PROBLEM DETAILS:
In the material below, copy the lines word for word, starting with the line that contains "Text: Total: Total (47, 644, 78, 657)" and going on through the line that contains "Text: means of".

DATA FOR THIS EXERCISE:
## START
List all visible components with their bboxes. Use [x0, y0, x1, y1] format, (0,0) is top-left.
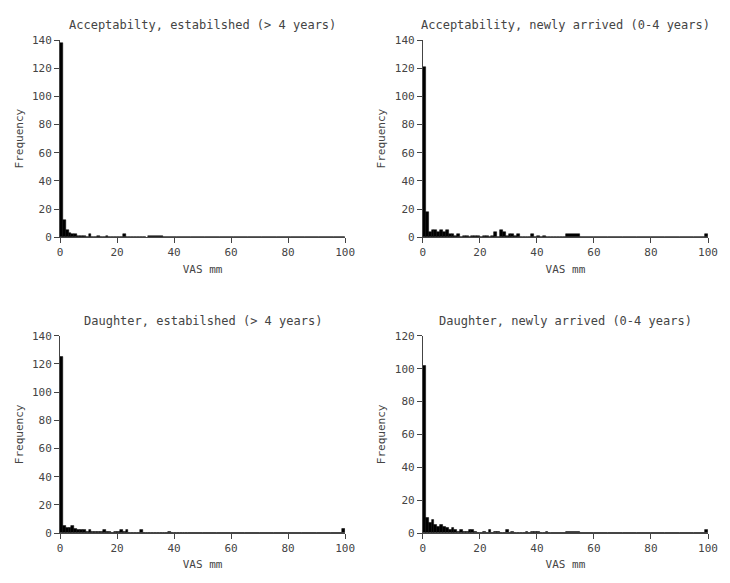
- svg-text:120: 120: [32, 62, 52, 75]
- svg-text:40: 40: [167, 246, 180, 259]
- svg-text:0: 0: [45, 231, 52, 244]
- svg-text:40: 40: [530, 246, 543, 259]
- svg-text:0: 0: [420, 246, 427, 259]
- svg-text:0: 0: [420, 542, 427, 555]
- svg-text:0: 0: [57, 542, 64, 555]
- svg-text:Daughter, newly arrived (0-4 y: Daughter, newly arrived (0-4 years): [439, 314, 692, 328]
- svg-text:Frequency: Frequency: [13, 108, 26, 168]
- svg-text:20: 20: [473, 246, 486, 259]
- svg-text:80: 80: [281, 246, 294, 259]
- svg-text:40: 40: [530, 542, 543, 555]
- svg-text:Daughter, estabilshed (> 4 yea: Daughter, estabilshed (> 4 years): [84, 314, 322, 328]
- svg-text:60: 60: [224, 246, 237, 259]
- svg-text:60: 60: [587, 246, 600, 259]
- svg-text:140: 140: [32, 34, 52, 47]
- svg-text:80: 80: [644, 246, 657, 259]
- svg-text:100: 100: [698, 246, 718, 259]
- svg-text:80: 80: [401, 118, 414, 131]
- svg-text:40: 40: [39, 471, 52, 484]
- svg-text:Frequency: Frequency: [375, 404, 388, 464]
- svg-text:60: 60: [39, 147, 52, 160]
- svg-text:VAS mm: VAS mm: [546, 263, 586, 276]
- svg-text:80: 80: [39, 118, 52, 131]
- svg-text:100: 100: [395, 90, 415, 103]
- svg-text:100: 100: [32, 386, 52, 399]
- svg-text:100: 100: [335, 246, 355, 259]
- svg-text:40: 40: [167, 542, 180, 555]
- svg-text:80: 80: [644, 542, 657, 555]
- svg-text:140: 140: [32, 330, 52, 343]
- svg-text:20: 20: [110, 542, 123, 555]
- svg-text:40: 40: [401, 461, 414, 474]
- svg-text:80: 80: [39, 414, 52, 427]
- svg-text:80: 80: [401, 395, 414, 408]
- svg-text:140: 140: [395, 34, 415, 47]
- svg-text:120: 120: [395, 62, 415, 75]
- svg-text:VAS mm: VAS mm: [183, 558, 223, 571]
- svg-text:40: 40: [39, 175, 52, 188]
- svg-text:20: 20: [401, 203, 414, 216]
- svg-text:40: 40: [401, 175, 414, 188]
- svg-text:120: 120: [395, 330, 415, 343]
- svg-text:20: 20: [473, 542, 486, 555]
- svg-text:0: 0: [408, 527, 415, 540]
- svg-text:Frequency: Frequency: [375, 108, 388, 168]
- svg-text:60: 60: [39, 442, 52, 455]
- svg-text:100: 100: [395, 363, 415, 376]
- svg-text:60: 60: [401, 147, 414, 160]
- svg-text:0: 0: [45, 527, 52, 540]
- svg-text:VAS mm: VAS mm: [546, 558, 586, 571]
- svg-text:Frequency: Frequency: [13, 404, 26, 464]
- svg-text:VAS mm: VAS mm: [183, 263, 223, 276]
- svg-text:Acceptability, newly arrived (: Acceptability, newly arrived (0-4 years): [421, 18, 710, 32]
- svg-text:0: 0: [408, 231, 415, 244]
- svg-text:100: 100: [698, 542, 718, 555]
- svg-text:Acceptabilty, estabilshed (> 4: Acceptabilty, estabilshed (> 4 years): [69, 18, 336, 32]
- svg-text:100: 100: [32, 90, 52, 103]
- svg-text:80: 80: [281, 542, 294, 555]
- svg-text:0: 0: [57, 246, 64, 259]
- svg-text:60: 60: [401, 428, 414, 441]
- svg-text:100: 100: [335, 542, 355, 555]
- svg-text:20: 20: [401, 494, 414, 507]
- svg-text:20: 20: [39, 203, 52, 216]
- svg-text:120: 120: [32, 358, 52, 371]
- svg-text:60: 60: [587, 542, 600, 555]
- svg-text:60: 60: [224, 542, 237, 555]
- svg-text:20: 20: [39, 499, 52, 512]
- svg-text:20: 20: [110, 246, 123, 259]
## END
## START
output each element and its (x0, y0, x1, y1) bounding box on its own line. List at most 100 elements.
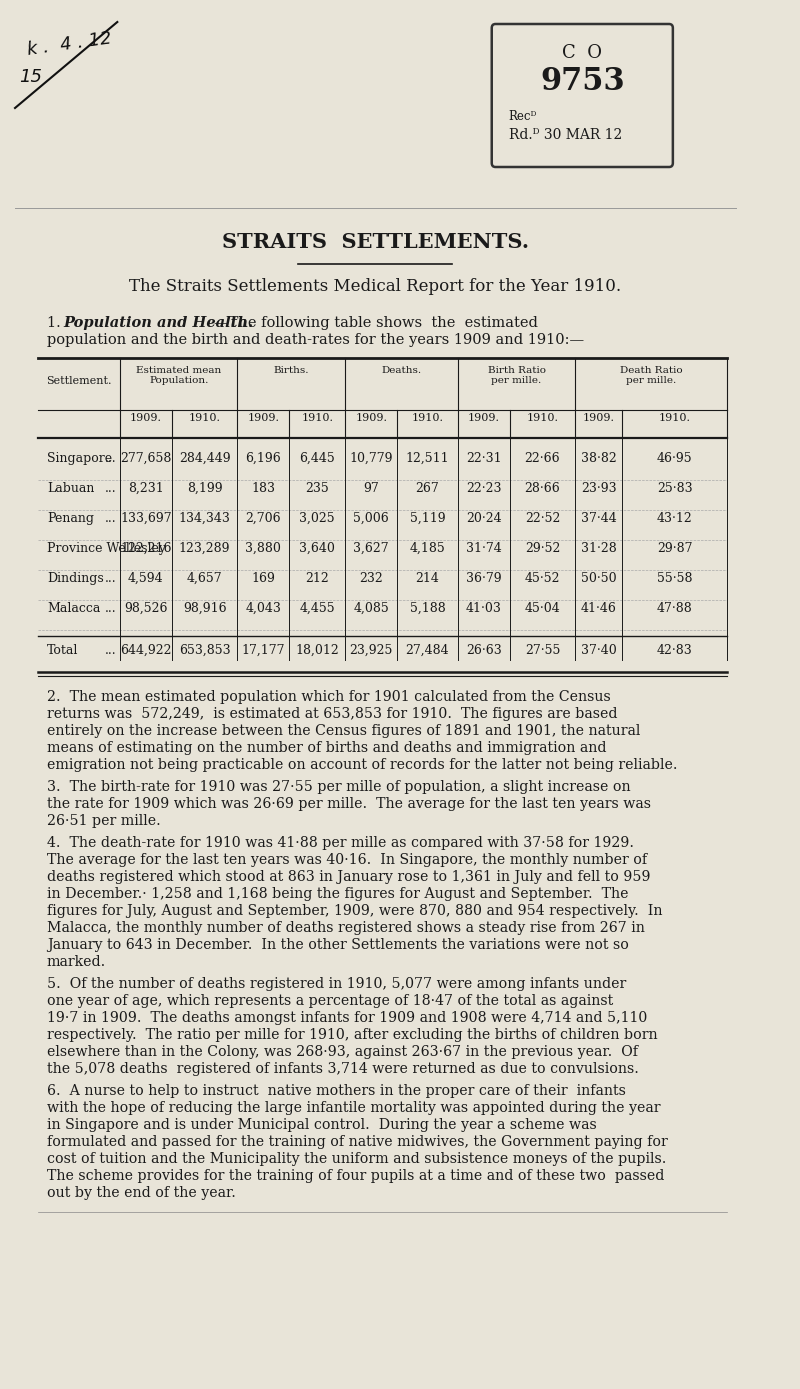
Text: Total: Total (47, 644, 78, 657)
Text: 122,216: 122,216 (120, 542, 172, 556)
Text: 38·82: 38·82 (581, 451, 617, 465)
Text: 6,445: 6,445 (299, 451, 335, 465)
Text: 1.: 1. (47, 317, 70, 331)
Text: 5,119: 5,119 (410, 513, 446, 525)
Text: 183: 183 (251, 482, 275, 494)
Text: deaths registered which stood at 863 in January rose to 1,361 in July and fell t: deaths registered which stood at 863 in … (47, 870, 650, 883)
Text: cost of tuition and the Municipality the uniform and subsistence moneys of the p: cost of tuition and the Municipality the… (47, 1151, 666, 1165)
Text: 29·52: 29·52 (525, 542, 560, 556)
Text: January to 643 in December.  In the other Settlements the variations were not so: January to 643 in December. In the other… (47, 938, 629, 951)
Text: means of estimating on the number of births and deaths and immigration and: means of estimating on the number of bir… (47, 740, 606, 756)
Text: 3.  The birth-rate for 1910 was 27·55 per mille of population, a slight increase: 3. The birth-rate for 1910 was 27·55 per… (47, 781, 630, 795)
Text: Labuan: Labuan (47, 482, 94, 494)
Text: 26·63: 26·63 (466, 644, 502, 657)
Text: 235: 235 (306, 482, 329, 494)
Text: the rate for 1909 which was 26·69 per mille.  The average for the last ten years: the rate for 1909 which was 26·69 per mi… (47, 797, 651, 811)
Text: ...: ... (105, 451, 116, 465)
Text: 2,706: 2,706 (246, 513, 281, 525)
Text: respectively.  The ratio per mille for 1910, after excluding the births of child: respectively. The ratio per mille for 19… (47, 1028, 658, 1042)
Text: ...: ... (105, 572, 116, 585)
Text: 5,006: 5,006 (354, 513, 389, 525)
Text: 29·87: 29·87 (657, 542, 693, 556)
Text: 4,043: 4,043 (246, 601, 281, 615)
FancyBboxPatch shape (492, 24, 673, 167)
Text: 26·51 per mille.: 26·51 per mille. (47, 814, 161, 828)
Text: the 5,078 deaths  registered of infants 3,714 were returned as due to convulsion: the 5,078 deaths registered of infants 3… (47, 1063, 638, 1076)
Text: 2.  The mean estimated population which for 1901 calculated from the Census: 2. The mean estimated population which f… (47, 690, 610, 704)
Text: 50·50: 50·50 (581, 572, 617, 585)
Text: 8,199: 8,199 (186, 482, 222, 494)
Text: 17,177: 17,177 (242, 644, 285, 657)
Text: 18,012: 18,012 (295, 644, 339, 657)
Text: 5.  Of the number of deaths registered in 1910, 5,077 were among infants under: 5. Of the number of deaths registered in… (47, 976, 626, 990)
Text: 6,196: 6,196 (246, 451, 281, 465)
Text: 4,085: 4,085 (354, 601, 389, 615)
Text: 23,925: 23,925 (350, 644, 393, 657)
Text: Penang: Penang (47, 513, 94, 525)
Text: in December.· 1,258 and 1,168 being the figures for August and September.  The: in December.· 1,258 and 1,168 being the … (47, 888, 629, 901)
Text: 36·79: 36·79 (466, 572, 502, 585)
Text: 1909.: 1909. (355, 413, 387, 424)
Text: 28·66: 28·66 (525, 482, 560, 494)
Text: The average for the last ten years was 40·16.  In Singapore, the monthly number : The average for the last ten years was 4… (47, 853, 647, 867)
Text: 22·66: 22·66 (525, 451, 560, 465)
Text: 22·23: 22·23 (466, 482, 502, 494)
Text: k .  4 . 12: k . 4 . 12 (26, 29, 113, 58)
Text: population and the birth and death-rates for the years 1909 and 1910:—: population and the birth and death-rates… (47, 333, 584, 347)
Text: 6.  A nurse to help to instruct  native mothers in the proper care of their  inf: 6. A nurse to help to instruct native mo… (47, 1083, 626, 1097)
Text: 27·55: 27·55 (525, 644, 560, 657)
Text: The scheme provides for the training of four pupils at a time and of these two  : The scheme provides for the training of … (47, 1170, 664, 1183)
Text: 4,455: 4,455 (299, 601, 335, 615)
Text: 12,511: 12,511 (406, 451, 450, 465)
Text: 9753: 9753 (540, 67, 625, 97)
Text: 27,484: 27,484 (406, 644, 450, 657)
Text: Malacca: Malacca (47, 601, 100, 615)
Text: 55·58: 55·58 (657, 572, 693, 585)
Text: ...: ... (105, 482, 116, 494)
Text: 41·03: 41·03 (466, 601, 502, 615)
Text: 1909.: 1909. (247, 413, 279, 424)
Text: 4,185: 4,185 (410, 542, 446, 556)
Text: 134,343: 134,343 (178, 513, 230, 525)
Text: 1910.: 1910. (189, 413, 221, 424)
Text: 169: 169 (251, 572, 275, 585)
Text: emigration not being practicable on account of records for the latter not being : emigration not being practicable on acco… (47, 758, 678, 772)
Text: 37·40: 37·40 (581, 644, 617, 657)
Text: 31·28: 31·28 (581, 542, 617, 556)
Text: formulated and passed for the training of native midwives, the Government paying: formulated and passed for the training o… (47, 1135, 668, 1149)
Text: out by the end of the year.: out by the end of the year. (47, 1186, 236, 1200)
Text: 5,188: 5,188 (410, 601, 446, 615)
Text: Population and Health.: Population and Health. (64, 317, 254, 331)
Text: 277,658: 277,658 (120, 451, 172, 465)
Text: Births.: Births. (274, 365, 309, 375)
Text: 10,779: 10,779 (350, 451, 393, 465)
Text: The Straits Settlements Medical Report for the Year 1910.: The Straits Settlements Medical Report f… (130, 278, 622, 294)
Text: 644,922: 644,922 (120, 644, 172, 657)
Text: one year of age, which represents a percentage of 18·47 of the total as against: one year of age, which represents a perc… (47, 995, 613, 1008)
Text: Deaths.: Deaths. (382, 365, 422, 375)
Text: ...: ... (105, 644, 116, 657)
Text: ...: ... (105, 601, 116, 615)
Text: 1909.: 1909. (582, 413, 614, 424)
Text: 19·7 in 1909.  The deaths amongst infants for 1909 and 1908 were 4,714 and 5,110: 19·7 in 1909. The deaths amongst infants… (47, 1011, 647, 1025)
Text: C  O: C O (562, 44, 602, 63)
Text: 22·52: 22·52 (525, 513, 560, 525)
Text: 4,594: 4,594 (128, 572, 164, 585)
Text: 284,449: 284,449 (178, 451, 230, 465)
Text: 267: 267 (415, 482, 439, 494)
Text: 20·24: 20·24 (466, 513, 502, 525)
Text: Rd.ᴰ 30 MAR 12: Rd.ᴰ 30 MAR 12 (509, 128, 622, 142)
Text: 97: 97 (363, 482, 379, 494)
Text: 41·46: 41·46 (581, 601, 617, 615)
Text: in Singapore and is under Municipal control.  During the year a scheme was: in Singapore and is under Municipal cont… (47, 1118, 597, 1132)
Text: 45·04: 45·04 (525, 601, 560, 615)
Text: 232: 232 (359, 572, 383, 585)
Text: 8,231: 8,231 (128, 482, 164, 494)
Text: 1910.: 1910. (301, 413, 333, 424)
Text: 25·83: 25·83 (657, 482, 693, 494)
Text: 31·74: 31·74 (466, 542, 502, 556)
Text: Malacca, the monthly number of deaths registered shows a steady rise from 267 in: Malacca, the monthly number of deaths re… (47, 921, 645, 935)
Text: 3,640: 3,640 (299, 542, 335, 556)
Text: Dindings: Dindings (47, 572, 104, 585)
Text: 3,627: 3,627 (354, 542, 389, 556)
## END
## START
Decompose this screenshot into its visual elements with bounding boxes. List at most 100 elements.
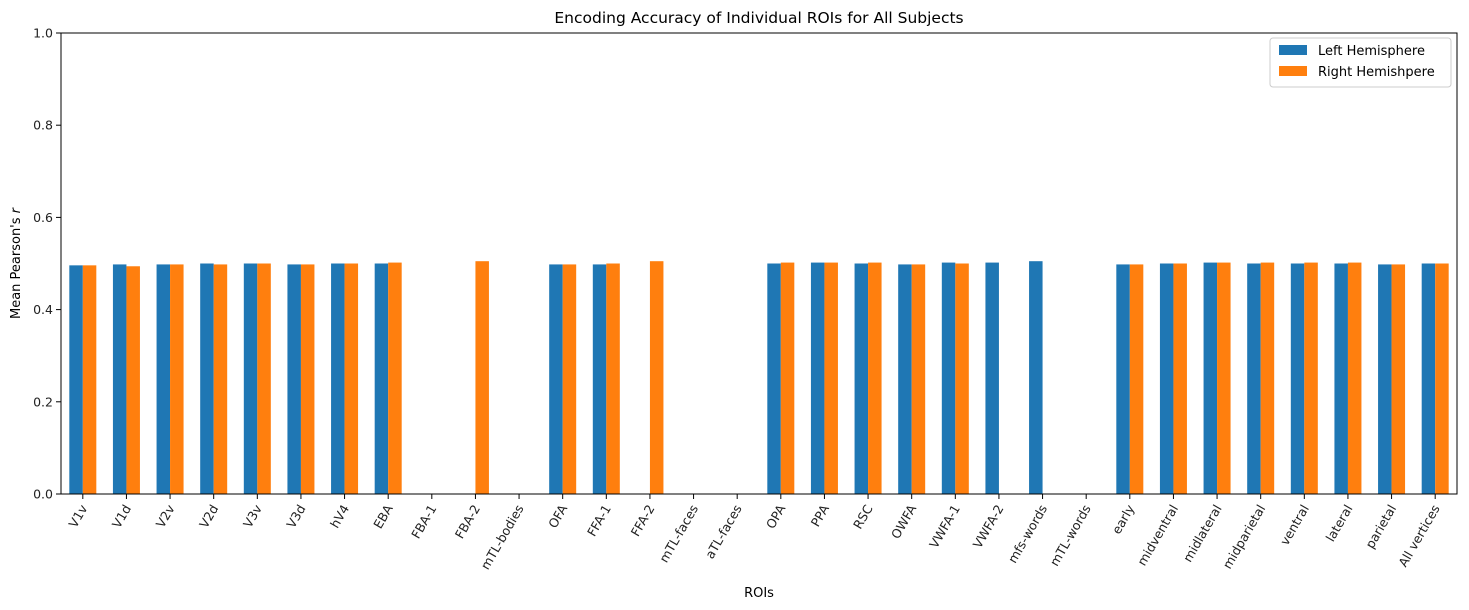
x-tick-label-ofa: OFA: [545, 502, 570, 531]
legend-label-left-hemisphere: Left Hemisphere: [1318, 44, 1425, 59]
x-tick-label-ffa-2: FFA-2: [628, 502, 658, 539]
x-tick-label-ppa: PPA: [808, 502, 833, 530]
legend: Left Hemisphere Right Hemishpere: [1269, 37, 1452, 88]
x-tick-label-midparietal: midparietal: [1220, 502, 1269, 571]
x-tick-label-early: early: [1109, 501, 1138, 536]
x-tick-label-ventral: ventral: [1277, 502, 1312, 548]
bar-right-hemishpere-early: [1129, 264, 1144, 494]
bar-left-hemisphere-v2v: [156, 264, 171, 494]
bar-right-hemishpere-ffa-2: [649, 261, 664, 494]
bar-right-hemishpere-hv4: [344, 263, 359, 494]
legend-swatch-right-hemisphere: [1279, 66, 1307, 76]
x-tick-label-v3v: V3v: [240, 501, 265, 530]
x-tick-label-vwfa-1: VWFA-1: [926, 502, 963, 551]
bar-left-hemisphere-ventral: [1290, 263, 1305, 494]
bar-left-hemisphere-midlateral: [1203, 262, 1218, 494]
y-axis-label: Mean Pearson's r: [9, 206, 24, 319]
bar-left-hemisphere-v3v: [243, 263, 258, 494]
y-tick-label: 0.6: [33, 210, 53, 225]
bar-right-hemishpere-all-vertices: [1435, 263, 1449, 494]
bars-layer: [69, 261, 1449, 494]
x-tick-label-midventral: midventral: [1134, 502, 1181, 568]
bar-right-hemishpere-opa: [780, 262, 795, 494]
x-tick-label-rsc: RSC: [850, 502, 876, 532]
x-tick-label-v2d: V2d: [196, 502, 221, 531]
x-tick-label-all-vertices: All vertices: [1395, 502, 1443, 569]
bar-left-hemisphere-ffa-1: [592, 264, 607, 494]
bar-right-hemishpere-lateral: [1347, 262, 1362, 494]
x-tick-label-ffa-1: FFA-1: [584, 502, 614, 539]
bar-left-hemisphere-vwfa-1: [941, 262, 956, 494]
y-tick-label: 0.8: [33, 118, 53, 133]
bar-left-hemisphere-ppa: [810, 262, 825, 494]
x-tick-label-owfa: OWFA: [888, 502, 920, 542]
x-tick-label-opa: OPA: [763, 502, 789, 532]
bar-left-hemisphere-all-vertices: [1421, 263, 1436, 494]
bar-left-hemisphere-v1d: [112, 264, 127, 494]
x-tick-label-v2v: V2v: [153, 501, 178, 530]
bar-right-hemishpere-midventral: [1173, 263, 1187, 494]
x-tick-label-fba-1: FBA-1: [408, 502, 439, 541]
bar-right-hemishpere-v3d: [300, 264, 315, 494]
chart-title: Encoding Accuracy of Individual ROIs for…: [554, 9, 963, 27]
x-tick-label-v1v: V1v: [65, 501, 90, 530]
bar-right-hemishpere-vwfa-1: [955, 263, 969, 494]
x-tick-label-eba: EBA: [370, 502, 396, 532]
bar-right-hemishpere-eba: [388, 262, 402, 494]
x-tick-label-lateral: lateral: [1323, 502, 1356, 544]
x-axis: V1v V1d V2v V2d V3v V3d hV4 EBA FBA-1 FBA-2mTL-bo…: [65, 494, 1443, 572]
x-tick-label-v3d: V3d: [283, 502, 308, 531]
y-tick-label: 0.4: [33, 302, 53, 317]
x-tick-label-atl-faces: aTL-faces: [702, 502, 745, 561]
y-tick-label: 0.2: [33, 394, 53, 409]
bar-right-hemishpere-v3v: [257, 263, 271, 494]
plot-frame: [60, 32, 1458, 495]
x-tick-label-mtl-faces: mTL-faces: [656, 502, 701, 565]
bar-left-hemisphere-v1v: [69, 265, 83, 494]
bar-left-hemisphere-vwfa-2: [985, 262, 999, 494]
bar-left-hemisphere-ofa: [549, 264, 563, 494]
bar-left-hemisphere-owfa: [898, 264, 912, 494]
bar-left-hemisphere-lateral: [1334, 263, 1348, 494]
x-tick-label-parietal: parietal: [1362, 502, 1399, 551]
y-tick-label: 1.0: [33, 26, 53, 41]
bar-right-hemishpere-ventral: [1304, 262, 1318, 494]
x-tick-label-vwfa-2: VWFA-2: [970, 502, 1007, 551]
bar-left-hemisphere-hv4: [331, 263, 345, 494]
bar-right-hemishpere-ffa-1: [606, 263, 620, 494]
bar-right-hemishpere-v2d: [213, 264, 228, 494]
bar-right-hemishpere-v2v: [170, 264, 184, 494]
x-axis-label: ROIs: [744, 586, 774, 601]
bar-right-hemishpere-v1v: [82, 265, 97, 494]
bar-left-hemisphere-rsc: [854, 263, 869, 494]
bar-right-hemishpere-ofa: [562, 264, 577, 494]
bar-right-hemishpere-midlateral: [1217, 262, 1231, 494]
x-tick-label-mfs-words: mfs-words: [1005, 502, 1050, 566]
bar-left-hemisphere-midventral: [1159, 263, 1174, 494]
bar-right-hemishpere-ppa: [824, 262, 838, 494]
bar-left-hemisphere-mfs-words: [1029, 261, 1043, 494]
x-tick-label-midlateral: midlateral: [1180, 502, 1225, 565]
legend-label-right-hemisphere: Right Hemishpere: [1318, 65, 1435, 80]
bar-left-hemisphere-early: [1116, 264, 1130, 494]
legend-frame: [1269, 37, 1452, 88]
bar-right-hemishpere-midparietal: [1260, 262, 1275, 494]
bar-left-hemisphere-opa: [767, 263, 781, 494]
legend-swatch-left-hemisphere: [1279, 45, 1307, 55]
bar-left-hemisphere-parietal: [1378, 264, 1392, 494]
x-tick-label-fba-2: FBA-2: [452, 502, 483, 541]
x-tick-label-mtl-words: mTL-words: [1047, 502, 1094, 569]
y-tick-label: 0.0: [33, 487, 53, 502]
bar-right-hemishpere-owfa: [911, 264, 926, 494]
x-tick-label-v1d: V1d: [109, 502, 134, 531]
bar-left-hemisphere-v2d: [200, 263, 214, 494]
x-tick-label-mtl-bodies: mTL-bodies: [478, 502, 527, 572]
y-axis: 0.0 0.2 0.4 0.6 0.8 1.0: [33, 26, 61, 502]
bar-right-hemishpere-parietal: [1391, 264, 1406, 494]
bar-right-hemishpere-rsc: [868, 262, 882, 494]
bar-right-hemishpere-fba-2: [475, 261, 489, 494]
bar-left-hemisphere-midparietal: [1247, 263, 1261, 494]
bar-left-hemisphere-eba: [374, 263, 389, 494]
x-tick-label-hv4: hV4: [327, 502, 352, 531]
## END
RESULT FOR THIS TASK:
Text: Total: Total (47, 644, 78, 657)
Text: 122,216: 122,216 (120, 542, 172, 556)
Text: 38·82: 38·82 (581, 451, 617, 465)
Text: 6,445: 6,445 (299, 451, 335, 465)
Text: 1.: 1. (47, 317, 70, 331)
Text: 5,119: 5,119 (410, 513, 446, 525)
Text: 183: 183 (251, 482, 275, 494)
Text: deaths registered which stood at 863 in January rose to 1,361 in July and fell t: deaths registered which stood at 863 in … (47, 870, 650, 883)
Text: cost of tuition and the Municipality the uniform and subsistence moneys of the p: cost of tuition and the Municipality the… (47, 1151, 666, 1165)
Text: 29·52: 29·52 (525, 542, 560, 556)
Text: January to 643 in December.  In the other Settlements the variations were not so: January to 643 in December. In the other… (47, 938, 629, 951)
Text: means of estimating on the number of births and deaths and immigration and: means of estimating on the number of bir… (47, 740, 606, 756)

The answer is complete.